<<<<

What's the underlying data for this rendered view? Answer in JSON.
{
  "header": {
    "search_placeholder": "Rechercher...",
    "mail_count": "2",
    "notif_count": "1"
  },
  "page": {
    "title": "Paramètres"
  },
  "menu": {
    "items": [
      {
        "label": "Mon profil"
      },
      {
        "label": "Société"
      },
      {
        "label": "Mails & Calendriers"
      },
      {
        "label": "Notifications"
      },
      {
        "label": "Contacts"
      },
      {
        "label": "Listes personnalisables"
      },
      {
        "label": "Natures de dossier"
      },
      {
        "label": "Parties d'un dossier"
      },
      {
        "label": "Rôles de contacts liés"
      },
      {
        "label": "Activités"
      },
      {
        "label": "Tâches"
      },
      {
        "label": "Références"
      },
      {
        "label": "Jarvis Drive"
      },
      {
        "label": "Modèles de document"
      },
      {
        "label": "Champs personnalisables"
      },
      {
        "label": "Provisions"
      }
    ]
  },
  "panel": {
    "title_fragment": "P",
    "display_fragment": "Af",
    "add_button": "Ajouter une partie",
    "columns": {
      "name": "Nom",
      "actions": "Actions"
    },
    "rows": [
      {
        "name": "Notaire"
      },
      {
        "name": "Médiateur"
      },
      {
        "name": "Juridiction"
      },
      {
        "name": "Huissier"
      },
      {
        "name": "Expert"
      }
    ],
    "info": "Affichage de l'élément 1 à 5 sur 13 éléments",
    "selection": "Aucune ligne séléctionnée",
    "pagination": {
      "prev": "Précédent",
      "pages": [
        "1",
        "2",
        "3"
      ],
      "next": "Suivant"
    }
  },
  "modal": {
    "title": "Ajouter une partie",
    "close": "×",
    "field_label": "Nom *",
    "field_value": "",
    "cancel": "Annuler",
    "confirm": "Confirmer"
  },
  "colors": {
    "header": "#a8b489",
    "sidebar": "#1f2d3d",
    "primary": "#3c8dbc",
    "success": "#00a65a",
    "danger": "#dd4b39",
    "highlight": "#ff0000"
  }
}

>>>>

• _Task details_:
Restate the whole listing exactly.

• _Full solution_:
What's the underlying data for this rendered view? Answer in JSON.
{
  "header": {
    "search_placeholder": "Rechercher...",
    "mail_count": "2",
    "notif_count": "1"
  },
  "page": {
    "title": "Paramètres"
  },
  "menu": {
    "items": [
      {
        "label": "Mon profil"
      },
      {
        "label": "Société"
      },
      {
        "label": "Mails & Calendriers"
      },
      {
        "label": "Notifications"
      },
      {
        "label": "Contacts"
      },
      {
        "label": "Listes personnalisables"
      },
      {
        "label": "Natures de dossier"
      },
      {
        "label": "Parties d'un dossier"
      },
      {
        "label": "Rôles de contacts liés"
      },
      {
        "label": "Activités"
      },
      {
        "label": "Tâches"
      },
      {
        "label": "Références"
      },
      {
        "label": "Jarvis Drive"
      },
      {
        "label": "Modèles de document"
      },
      {
        "label": "Champs personnalisables"
      },
      {
        "label": "Provisions"
      }
    ]
  },
  "panel": {
    "title_fragment": "P",
    "display_fragment": "Af",
    "add_button": "Ajouter une partie",
    "columns": {
      "name": "Nom",
      "actions": "Actions"
    },
    "rows": [
      {
        "name": "Notaire"
      },
      {
        "name": "Médiateur"
      },
      {
        "name": "Juridiction"
      },
      {
        "name": "Huissier"
      },
      {
        "name": "Expert"
      }
    ],
    "info": "Affichage de l'élément 1 à 5 sur 13 éléments",
    "selection": "Aucune ligne séléctionnée",
    "pagination": {
      "prev": "Précédent",
      "pages": [
        "1",
        "2",
        "3"
      ],
      "next": "Suivant"
    }
  },
  "modal": {
    "title": "Ajouter une partie",
    "close": "×",
    "field_label": "Nom *",
    "field_value": "",
    "cancel": "Annuler",
    "confirm": "Confirmer"
  },
  "colors": {
    "header": "#a8b489",
    "sidebar": "#1f2d3d",
    "primary": "#3c8dbc",
    "success": "#00a65a",
    "danger": "#dd4b39",
    "highlight": "#ff0000"
  }
}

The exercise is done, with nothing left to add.